> **Task instructions**
Write the records out again, keeping each line exactly as it is.

--- start of Excerpted data ---

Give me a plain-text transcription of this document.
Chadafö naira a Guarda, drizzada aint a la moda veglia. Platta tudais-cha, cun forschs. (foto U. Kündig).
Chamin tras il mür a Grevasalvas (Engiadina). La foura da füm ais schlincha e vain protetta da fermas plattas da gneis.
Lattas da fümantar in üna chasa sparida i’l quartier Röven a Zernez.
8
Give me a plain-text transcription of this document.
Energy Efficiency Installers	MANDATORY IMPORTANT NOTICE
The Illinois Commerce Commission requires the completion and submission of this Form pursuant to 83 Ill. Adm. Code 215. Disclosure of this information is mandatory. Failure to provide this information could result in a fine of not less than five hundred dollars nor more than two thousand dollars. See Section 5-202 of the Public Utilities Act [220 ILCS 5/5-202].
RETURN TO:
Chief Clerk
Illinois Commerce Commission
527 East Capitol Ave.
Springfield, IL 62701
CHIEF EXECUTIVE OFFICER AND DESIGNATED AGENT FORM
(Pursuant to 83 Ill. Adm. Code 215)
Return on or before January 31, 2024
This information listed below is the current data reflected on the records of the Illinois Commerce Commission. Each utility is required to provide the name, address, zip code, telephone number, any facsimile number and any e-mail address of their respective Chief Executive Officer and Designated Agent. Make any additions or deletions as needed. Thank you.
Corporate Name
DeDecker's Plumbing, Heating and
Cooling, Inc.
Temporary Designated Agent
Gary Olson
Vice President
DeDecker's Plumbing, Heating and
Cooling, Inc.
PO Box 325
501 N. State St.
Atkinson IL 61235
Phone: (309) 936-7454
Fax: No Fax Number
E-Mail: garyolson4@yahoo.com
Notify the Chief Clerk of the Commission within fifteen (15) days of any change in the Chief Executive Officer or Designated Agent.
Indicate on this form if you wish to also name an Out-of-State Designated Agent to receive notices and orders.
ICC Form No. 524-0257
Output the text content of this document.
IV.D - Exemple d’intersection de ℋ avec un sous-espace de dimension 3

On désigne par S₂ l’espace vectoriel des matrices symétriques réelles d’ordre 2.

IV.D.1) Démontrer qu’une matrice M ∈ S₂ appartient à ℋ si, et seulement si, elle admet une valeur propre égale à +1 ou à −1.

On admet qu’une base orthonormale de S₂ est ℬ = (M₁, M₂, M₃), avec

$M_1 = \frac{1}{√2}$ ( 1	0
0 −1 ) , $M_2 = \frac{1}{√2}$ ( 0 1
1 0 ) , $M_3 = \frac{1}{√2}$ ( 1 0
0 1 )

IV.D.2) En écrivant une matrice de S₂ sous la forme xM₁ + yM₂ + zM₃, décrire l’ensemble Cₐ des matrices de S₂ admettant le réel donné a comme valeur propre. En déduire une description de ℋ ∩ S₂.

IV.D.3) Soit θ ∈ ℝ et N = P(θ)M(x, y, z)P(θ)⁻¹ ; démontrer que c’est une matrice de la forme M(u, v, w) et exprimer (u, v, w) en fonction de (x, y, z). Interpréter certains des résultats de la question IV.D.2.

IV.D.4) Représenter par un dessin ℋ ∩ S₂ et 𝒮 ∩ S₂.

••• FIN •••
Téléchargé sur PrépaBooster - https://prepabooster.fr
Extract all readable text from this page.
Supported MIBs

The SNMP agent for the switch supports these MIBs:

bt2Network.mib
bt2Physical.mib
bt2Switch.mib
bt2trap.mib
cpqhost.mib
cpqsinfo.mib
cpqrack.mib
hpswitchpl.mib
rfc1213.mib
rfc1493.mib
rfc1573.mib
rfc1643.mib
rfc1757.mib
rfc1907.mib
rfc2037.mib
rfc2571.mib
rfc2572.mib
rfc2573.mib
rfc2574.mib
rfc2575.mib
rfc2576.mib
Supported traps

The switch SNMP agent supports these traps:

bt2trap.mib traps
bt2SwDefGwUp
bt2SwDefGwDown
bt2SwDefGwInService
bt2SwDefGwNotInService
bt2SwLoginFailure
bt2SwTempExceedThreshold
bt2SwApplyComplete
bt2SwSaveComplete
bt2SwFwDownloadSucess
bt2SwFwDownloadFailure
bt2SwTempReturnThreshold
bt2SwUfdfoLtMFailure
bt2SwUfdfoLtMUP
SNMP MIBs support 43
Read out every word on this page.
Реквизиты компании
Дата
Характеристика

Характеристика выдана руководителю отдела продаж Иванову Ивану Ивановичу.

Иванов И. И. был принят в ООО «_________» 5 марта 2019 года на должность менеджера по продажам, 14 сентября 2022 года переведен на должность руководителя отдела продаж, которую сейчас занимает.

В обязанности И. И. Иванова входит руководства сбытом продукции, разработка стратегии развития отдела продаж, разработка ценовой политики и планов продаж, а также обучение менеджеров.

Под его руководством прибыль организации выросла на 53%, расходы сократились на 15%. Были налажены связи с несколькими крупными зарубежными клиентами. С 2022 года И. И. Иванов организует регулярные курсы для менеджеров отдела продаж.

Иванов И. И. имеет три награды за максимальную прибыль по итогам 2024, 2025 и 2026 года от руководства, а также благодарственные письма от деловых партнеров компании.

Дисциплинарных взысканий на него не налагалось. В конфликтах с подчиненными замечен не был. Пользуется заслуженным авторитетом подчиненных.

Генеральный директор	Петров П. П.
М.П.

--- end of Excerpted data ---

> **Correct result**
Give me a plain-text transcription of this document.
Chadafö naira a Guarda, drizzada aint a la moda veglia. Platta tudais-cha, cun forschs. (foto U. Kündig).
Chamin tras il mür a Grevasalvas (Engiadina). La foura da füm ais schlincha e vain protetta da fermas plattas da gneis.
Lattas da fümantar in üna chasa sparida i’l quartier Röven a Zernez.
8
Give me a plain-text transcription of this document.
Energy Efficiency Installers	MANDATORY IMPORTANT NOTICE
The Illinois Commerce Commission requires the completion and submission of this Form pursuant to 83 Ill. Adm. Code 215. Disclosure of this information is mandatory. Failure to provide this information could result in a fine of not less than five hundred dollars nor more than two thousand dollars. See Section 5-202 of the Public Utilities Act [220 ILCS 5/5-202].
RETURN TO:
Chief Clerk
Illinois Commerce Commission
527 East Capitol Ave.
Springfield, IL 62701
CHIEF EXECUTIVE OFFICER AND DESIGNATED AGENT FORM
(Pursuant to 83 Ill. Adm. Code 215)
Return on or before January 31, 2024
This information listed below is the current data reflected on the records of the Illinois Commerce Commission. Each utility is required to provide the name, address, zip code, telephone number, any facsimile number and any e-mail address of their respective Chief Executive Officer and Designated Agent. Make any additions or deletions as needed. Thank you.
Corporate Name
DeDecker's Plumbing, Heating and
Cooling, Inc.
Temporary Designated Agent
Gary Olson
Vice President
DeDecker's Plumbing, Heating and
Cooling, Inc.
PO Box 325
501 N. State St.
Atkinson IL 61235
Phone: (309) 936-7454
Fax: No Fax Number
E-Mail: garyolson4@yahoo.com
Notify the Chief Clerk of the Commission within fifteen (15) days of any change in the Chief Executive Officer or Designated Agent.
Indicate on this form if you wish to also name an Out-of-State Designated Agent to receive notices and orders.
ICC Form No. 524-0257
Output the text content of this document.
IV.D - Exemple d’intersection de ℋ avec un sous-espace de dimension 3

On désigne par S₂ l’espace vectoriel des matrices symétriques réelles d’ordre 2.

IV.D.1) Démontrer qu’une matrice M ∈ S₂ appartient à ℋ si, et seulement si, elle admet une valeur propre égale à +1 ou à −1.

On admet qu’une base orthonormale de S₂ est ℬ = (M₁, M₂, M₃), avec

$M_1 = \frac{1}{√2}$ ( 1	0
0 −1 ) , $M_2 = \frac{1}{√2}$ ( 0 1
1 0 ) , $M_3 = \frac{1}{√2}$ ( 1 0
0 1 )

IV.D.2) En écrivant une matrice de S₂ sous la forme xM₁ + yM₂ + zM₃, décrire l’ensemble Cₐ des matrices de S₂ admettant le réel donné a comme valeur propre. En déduire une description de ℋ ∩ S₂.

IV.D.3) Soit θ ∈ ℝ et N = P(θ)M(x, y, z)P(θ)⁻¹ ; démontrer que c’est une matrice de la forme M(u, v, w) et exprimer (u, v, w) en fonction de (x, y, z). Interpréter certains des résultats de la question IV.D.2.

IV.D.4) Représenter par un dessin ℋ ∩ S₂ et 𝒮 ∩ S₂.

••• FIN •••
Téléchargé sur PrépaBooster - https://prepabooster.fr
Extract all readable text from this page.
Supported MIBs

The SNMP agent for the switch supports these MIBs:

bt2Network.mib
bt2Physical.mib
bt2Switch.mib
bt2trap.mib
cpqhost.mib
cpqsinfo.mib
cpqrack.mib
hpswitchpl.mib
rfc1213.mib
rfc1493.mib
rfc1573.mib
rfc1643.mib
rfc1757.mib
rfc1907.mib
rfc2037.mib
rfc2571.mib
rfc2572.mib
rfc2573.mib
rfc2574.mib
rfc2575.mib
rfc2576.mib
Supported traps

The switch SNMP agent supports these traps:

bt2trap.mib traps
bt2SwDefGwUp
bt2SwDefGwDown
bt2SwDefGwInService
bt2SwDefGwNotInService
bt2SwLoginFailure
bt2SwTempExceedThreshold
bt2SwApplyComplete
bt2SwSaveComplete
bt2SwFwDownloadSucess
bt2SwFwDownloadFailure
bt2SwTempReturnThreshold
bt2SwUfdfoLtMFailure
bt2SwUfdfoLtMUP
SNMP MIBs support 43
Read out every word on this page.
Реквизиты компании
Дата
Характеристика

Характеристика выдана руководителю отдела продаж Иванову Ивану Ивановичу.

Иванов И. И. был принят в ООО «_________» 5 марта 2019 года на должность менеджера по продажам, 14 сентября 2022 года переведен на должность руководителя отдела продаж, которую сейчас занимает.

В обязанности И. И. Иванова входит руководства сбытом продукции, разработка стратегии развития отдела продаж, разработка ценовой политики и планов продаж, а также обучение менеджеров.

Под его руководством прибыль организации выросла на 53%, расходы сократились на 15%. Были налажены связи с несколькими крупными зарубежными клиентами. С 2022 года И. И. Иванов организует регулярные курсы для менеджеров отдела продаж.

Иванов И. И. имеет три награды за максимальную прибыль по итогам 2024, 2025 и 2026 года от руководства, а также благодарственные письма от деловых партнеров компании.

Дисциплинарных взысканий на него не налагалось. В конфликтах с подчиненными замечен не был. Пользуется заслуженным авторитетом подчиненных.

Генеральный директор	Петров П. П.
М.П.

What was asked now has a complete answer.